Stored items

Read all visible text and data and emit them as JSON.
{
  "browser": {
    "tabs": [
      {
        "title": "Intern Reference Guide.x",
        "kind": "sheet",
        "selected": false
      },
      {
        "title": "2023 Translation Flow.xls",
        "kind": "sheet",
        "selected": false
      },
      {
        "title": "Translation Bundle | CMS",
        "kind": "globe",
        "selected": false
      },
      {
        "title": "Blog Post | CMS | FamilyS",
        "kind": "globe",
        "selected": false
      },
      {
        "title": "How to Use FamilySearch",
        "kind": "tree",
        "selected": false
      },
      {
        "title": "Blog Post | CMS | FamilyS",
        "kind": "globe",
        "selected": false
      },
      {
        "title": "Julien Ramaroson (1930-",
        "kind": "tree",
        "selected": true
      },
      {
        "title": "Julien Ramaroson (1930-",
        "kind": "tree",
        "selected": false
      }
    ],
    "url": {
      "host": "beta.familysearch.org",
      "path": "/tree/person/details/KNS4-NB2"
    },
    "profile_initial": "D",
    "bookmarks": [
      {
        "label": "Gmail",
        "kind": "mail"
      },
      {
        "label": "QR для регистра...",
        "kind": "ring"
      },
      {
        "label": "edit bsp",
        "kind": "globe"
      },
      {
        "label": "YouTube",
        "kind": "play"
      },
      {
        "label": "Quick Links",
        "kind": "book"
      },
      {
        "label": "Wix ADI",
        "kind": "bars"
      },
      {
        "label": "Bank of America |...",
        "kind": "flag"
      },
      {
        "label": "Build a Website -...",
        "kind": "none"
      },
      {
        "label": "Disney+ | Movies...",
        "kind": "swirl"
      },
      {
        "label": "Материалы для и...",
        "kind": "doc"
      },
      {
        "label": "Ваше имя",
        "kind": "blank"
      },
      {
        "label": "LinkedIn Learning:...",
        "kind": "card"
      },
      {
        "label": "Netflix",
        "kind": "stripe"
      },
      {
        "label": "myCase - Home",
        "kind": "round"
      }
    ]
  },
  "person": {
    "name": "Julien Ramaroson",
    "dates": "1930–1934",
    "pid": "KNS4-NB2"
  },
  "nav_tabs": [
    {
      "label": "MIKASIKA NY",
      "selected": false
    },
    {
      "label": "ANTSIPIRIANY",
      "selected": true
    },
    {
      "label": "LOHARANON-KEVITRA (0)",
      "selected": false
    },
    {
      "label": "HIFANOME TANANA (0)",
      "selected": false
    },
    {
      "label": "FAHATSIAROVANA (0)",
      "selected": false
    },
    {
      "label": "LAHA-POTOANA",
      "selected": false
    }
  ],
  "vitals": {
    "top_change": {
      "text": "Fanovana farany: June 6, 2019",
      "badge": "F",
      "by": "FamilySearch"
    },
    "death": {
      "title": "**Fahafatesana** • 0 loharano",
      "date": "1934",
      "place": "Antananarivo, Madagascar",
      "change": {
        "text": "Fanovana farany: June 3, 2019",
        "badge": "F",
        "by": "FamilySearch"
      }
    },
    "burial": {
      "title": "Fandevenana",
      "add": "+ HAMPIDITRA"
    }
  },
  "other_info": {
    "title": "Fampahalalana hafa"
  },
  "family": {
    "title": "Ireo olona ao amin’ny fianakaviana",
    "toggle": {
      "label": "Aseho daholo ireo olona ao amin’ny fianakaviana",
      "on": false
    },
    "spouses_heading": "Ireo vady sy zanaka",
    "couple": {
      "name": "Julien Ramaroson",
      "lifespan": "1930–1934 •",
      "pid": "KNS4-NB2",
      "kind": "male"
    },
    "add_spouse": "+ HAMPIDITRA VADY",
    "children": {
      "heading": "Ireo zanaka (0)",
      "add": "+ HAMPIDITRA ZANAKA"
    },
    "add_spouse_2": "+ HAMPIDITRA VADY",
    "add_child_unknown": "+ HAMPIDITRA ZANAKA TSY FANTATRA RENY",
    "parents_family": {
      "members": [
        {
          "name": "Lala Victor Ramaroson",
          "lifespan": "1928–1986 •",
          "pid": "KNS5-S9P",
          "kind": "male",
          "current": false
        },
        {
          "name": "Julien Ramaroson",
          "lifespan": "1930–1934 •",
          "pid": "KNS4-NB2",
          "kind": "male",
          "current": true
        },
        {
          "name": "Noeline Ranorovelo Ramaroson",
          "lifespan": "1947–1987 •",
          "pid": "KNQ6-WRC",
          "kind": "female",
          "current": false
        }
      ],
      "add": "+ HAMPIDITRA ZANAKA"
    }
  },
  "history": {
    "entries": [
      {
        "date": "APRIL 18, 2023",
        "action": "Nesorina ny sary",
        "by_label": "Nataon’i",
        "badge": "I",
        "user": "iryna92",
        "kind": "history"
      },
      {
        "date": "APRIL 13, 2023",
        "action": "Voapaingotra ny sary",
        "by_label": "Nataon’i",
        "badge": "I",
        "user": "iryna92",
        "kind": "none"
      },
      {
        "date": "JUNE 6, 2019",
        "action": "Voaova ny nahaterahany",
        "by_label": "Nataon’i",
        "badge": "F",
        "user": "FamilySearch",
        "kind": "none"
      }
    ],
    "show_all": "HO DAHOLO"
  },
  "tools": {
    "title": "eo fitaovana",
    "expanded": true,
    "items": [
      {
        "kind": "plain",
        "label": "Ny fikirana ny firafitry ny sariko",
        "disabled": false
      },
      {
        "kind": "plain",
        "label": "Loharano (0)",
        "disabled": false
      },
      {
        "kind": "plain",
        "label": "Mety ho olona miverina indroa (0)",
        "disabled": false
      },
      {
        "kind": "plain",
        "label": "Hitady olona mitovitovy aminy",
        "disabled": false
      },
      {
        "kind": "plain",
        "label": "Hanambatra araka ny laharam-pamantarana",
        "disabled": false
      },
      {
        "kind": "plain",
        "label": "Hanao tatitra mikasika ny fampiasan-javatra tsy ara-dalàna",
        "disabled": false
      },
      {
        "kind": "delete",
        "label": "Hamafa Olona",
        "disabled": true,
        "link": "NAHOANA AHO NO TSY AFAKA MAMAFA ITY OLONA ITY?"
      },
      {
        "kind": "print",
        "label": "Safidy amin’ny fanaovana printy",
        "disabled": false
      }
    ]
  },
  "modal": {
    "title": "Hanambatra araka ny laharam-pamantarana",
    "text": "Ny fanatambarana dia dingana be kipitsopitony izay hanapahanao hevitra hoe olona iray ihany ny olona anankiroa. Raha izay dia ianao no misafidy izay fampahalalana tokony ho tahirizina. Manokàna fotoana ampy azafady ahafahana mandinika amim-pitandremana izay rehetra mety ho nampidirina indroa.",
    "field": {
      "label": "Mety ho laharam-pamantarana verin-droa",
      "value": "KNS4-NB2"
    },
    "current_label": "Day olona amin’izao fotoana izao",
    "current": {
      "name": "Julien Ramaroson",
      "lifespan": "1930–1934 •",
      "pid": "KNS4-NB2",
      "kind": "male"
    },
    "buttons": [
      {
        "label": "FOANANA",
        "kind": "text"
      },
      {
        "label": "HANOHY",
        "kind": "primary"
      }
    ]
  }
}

What is required:
List all lines where "Translation" occurs.

Result for this exercise:
        "title": "2023 Translation Flow.xls",
        "title": "Translation Bundle | CMS",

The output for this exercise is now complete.